* _What the task asks_:
Give only the number of lines below that contain the word "WHEREAS".

begin Data for the task

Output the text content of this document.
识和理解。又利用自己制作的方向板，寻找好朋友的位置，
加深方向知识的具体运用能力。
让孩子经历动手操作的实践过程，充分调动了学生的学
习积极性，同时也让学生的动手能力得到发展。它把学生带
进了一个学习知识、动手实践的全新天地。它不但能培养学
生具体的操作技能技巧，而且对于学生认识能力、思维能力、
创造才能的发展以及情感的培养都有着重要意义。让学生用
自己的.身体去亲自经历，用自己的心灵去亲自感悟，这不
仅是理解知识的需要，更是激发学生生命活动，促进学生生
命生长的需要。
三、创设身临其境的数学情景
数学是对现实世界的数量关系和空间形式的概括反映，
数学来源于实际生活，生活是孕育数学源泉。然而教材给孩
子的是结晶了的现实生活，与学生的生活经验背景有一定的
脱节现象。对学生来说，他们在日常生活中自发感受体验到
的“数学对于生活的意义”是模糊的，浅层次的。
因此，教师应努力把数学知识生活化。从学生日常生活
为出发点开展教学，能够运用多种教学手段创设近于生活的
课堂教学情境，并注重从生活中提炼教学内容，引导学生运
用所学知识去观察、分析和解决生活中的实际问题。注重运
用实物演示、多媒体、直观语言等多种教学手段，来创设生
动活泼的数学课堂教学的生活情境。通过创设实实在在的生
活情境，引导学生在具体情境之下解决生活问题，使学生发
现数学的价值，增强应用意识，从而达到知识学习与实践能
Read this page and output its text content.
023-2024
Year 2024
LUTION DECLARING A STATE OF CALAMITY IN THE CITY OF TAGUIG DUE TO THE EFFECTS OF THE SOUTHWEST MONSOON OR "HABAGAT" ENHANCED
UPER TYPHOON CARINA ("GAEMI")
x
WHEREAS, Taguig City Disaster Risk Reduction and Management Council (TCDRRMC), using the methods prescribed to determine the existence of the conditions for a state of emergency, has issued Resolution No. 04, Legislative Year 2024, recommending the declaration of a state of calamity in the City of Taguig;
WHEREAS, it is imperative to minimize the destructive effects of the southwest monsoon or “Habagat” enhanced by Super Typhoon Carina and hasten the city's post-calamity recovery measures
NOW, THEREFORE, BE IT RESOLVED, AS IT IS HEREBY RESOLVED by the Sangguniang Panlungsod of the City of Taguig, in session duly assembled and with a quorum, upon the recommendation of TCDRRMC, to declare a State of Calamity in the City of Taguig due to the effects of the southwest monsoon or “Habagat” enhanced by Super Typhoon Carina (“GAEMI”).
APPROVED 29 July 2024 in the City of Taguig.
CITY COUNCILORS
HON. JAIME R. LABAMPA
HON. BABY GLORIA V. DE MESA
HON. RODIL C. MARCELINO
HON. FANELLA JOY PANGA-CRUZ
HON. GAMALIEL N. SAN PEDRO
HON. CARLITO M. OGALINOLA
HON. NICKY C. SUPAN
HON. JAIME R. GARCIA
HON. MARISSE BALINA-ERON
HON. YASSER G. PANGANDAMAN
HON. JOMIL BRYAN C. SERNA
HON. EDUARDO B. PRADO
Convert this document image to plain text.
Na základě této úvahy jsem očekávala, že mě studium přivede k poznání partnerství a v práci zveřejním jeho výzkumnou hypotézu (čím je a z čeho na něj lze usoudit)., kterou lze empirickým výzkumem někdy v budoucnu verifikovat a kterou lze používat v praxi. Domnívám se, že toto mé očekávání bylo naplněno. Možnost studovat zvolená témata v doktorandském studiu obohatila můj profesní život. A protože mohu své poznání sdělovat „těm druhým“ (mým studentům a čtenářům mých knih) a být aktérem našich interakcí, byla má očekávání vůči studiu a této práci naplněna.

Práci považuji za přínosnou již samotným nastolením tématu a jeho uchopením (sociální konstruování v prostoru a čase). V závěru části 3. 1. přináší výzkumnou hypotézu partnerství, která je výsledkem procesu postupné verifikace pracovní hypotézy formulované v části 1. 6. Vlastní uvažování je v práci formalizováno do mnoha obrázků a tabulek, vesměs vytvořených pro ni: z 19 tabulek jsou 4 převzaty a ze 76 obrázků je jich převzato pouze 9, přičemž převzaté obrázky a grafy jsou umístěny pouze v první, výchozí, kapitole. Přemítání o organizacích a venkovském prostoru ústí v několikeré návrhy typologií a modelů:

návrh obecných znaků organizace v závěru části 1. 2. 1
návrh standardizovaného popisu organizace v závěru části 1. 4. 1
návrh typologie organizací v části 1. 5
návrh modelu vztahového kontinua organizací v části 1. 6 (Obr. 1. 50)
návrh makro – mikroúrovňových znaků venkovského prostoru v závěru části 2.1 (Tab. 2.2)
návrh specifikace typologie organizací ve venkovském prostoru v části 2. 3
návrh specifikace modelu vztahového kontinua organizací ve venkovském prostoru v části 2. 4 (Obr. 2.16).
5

end Data for the task

* _Solution for this task_:
2